--- Available records ---
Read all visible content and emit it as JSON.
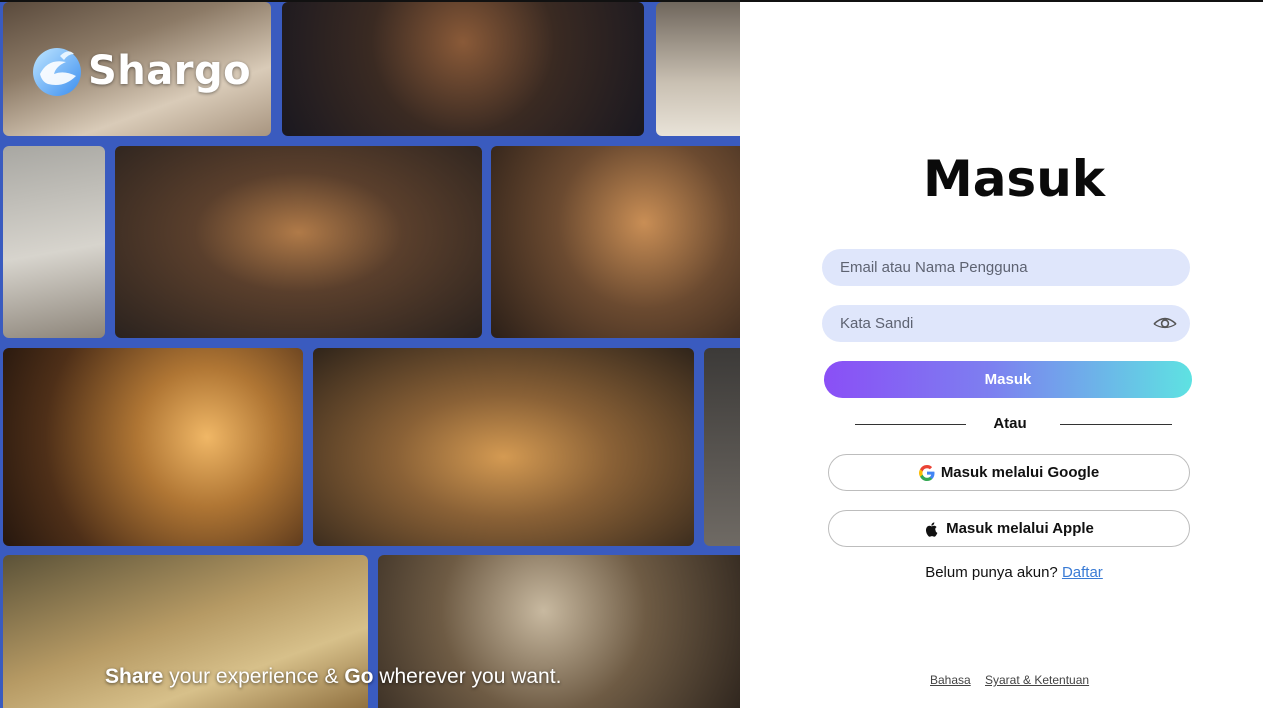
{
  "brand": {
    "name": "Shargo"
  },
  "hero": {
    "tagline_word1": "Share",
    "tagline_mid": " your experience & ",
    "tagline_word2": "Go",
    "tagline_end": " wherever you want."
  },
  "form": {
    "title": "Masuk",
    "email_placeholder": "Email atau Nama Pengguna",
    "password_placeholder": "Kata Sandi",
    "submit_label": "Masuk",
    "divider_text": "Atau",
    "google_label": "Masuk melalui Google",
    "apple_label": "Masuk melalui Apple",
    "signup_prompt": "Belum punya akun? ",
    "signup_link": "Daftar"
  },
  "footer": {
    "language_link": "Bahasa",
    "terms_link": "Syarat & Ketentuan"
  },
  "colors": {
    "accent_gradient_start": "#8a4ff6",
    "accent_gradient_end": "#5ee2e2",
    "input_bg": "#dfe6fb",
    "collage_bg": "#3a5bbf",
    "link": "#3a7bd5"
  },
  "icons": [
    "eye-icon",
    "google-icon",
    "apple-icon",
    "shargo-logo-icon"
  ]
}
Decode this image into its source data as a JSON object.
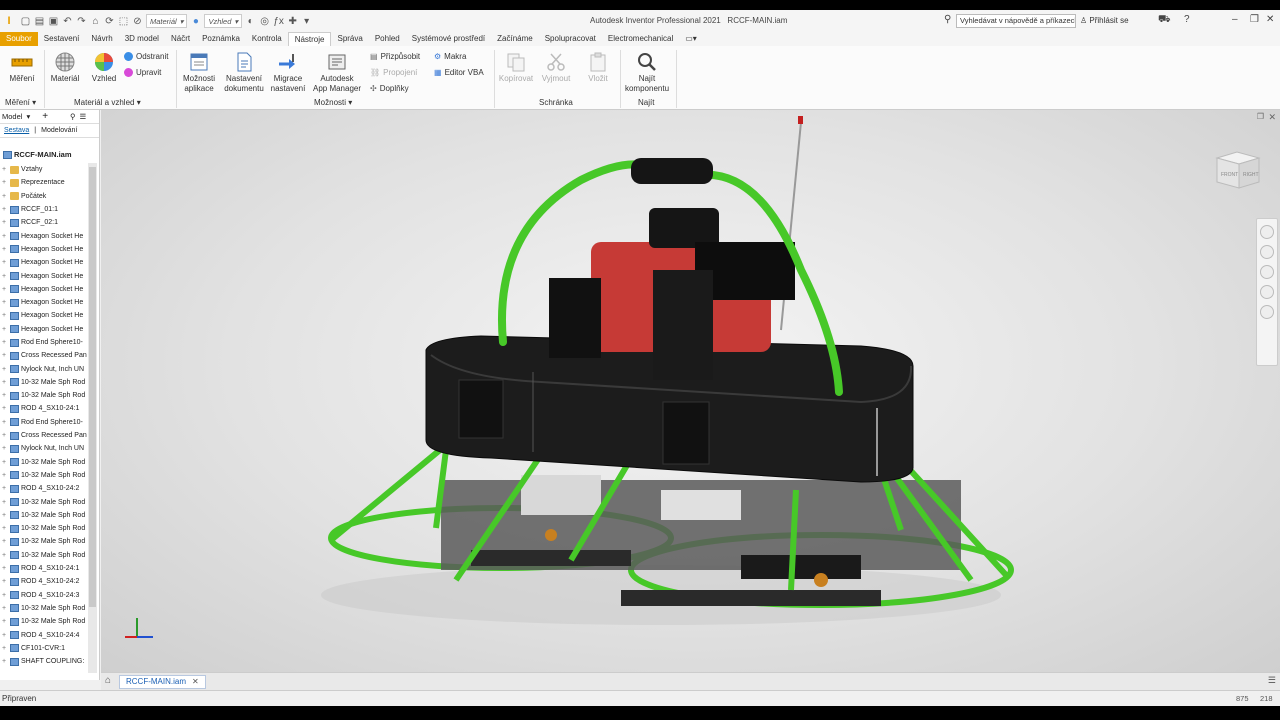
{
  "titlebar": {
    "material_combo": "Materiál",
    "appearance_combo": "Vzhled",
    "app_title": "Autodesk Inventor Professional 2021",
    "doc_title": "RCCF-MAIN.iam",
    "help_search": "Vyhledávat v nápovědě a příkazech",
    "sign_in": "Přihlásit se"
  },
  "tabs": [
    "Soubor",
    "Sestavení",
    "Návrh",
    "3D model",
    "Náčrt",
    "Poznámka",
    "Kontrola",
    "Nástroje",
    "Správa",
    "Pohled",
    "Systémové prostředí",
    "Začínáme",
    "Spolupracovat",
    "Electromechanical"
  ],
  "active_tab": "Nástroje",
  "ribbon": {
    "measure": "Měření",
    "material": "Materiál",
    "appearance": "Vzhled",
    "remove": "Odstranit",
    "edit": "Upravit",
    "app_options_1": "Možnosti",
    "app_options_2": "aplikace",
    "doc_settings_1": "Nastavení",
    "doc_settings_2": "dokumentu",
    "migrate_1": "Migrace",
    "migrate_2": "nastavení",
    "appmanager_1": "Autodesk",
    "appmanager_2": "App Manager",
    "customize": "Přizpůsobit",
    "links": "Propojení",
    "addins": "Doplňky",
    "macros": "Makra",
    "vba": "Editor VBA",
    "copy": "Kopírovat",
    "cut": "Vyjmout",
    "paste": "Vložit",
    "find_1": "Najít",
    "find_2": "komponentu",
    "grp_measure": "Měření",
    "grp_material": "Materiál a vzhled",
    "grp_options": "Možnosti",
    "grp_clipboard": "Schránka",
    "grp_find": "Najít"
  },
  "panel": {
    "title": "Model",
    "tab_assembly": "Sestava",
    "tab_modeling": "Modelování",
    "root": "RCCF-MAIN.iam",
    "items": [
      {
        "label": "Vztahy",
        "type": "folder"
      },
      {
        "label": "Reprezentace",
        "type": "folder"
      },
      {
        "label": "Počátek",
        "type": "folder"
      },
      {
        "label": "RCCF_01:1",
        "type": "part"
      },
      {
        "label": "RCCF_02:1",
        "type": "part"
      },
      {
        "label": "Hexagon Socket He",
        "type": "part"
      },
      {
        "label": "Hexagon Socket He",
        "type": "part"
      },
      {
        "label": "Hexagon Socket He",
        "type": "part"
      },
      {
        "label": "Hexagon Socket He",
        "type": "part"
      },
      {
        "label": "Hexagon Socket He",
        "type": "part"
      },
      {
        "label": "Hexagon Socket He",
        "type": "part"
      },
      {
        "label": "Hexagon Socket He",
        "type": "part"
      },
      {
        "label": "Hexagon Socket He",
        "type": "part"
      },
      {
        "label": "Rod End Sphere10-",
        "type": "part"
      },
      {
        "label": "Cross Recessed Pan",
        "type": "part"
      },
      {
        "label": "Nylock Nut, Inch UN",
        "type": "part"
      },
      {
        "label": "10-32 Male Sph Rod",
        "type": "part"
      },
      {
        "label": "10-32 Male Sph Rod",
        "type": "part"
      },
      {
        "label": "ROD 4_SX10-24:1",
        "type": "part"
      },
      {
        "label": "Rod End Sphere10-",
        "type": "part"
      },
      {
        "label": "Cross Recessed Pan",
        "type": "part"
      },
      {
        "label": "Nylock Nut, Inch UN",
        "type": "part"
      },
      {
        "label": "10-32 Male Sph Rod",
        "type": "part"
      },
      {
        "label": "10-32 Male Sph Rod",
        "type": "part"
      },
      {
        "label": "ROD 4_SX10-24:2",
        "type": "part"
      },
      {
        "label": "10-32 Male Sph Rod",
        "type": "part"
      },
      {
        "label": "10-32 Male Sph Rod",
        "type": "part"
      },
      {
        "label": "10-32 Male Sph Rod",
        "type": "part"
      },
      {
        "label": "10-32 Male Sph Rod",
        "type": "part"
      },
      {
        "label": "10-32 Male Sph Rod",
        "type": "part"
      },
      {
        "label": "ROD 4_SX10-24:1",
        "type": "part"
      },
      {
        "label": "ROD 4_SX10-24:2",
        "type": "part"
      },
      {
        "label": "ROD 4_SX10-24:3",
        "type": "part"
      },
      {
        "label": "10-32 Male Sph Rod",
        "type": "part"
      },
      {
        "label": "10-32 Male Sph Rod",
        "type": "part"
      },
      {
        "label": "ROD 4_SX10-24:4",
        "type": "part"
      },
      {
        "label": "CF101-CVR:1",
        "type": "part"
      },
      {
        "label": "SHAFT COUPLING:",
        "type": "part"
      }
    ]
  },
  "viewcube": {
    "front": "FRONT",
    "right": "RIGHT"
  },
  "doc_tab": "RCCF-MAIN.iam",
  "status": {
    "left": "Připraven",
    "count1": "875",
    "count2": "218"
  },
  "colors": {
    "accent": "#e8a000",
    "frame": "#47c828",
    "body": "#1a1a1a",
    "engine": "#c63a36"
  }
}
---
Stated goal
Copy out every line from the records that has the word "Materiál".

Solution for this task
    "material_combo": "Materiál",
    "material": "Materiál",
    "grp_material": "Materiál a vzhled",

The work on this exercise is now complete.